* [TÂCHES]:
1/ Renommez « Suède » en « Norvège » dans le passage du texte de la page qui va de « Les plus vieux » jusqu'à « tenir la route. », puis redonnez ce passage.
2/ D'après le texte de la page, depuis quand les Suédois sont-ils indépendants ?

* [TEXTE DE LA PAGE]:
━━━━━━━━━━━━━━━━
Les plus vieux ont gardé le souvenir de ce petit homme qui leur parlait du monde devant un tableau noir à la télévision. Ce journaliste pas tout à fait comme les autres se nommait René Lévesque et, au milieu des années 1950, il leur parlait souvent de la Suède, présentée alors comme un modèle. Un demi-siècle plus tard, il se pourrait que ce pays ait encore quelques petites choses à nous apprendre.


La Suède a sensiblement la même population que le Québec. C’est un pays du nord avec une économie moderne qui s’appuie aussi bien sur les ressources naturelles que sur l’innovation technologique. La Suède a longtemps été une société homogène et consensuelle. Comme le Québec, serait-on tenté de dire. Si l’on met de côté sa culture protestante et le fait que les Suédois sont indépendants depuis le Moyen Âge, le parallèle peut tenir la route.
━━━━━━━━━━━━━━━━
(Listes d'éléments annotées)
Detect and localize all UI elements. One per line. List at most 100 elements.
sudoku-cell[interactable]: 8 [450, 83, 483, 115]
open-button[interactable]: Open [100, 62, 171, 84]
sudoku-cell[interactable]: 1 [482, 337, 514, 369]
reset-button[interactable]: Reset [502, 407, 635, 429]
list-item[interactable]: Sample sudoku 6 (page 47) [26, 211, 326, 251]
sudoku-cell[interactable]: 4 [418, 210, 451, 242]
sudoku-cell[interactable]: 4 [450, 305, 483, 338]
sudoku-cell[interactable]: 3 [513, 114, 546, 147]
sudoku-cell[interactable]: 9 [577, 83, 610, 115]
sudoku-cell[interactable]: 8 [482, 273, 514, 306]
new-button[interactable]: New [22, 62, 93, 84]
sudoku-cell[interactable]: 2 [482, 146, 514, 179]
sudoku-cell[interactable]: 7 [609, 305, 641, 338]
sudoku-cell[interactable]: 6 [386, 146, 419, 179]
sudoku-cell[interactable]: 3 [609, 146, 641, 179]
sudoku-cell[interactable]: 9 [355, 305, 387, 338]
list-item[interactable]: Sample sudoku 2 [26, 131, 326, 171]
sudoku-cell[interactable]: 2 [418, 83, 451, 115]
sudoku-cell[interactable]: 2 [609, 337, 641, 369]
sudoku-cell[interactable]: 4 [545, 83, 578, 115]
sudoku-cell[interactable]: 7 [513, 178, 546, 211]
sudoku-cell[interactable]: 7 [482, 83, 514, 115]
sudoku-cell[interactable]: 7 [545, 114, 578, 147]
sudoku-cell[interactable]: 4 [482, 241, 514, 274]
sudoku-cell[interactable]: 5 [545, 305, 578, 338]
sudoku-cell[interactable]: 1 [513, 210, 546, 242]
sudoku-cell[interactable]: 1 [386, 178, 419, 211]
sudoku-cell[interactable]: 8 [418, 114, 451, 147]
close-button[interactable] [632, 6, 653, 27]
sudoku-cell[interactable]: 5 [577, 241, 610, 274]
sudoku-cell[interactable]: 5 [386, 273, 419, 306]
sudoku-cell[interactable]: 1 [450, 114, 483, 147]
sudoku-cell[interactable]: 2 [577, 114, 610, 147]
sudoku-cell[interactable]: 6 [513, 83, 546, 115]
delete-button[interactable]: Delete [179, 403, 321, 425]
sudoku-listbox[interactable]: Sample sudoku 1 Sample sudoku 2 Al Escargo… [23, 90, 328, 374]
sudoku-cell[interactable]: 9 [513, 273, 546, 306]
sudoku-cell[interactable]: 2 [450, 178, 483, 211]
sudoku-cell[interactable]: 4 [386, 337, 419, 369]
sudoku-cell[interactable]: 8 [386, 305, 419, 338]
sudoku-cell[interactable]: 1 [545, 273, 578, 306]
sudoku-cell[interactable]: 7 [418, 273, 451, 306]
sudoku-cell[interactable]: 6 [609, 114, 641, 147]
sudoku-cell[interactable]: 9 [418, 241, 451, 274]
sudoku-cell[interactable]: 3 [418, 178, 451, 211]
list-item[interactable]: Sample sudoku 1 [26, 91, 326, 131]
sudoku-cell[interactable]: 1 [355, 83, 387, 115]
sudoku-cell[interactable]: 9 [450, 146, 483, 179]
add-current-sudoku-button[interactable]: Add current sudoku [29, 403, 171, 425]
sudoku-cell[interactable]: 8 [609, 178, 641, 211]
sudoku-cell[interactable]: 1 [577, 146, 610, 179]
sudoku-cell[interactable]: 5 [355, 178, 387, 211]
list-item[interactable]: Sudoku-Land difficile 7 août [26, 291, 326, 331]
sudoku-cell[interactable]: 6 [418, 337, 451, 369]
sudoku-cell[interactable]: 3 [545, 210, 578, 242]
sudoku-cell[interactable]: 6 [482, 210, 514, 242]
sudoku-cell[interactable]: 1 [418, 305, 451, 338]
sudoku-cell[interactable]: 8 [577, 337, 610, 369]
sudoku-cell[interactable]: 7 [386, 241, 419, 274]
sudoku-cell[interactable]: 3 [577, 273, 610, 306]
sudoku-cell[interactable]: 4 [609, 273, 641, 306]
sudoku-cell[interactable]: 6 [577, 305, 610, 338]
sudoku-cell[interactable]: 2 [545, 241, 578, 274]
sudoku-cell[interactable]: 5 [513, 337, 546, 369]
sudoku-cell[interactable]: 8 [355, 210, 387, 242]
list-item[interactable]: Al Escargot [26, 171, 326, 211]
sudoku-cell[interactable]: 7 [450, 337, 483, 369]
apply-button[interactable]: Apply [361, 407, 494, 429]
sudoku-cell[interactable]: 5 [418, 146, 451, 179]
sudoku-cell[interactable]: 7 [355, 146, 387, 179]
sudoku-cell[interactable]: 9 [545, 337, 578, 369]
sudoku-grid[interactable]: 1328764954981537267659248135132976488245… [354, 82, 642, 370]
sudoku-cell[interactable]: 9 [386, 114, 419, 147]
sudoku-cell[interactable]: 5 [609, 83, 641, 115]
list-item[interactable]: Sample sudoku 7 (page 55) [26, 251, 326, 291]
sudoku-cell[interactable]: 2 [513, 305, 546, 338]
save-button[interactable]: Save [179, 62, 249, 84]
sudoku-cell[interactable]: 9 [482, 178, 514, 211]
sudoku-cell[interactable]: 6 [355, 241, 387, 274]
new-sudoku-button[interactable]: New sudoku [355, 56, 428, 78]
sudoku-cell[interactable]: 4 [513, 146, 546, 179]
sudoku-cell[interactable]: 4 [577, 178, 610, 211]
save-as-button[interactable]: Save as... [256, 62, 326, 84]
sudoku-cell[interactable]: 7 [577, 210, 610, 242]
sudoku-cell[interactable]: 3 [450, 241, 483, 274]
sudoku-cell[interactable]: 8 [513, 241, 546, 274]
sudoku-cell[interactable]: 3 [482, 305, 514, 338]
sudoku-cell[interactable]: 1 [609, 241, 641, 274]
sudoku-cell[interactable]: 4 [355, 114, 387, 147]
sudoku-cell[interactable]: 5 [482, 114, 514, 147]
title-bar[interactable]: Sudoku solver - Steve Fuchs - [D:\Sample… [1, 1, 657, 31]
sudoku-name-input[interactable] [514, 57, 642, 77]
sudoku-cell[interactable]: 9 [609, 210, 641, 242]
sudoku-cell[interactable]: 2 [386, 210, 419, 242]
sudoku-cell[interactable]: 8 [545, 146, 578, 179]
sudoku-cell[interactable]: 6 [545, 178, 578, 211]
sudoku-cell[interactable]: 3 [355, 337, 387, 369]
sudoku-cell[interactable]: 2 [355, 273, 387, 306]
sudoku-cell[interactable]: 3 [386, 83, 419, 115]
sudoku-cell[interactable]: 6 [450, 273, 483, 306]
━━━━━━━━━━━━━━━━
* [RÉPONSES PAR TÂCHE]:
1/
Les plus vieux ont gardé le souvenir de ce petit homme qui leur parlait du monde devant un tableau noir à la télévision. Ce journaliste pas tout à fait comme les autres se nommait René Lévesque et, au milieu des années 1950, il leur parlait souvent de la Norvège, présentée alors comme un modèle. Un demi-siècle plus tard, il se pourrait que ce pays ait encore quelques petites choses à nous apprendre.


La Norvège a sensiblement la même population que le Québec. C’est un pays du nord avec une économie moderne qui s’appuie aussi bien sur les ressources naturelles que sur l’innovation technologique. La Norvège a longtemps été une société homogène et consensuelle. Comme le Québec, serait-on tenté de dire. Si l’on met de côté sa culture protestante et le fait que les Suédois sont indépendants depuis le Moyen Âge, le parallèle peut tenir la route.

2/ Depuis le Moyen Âge.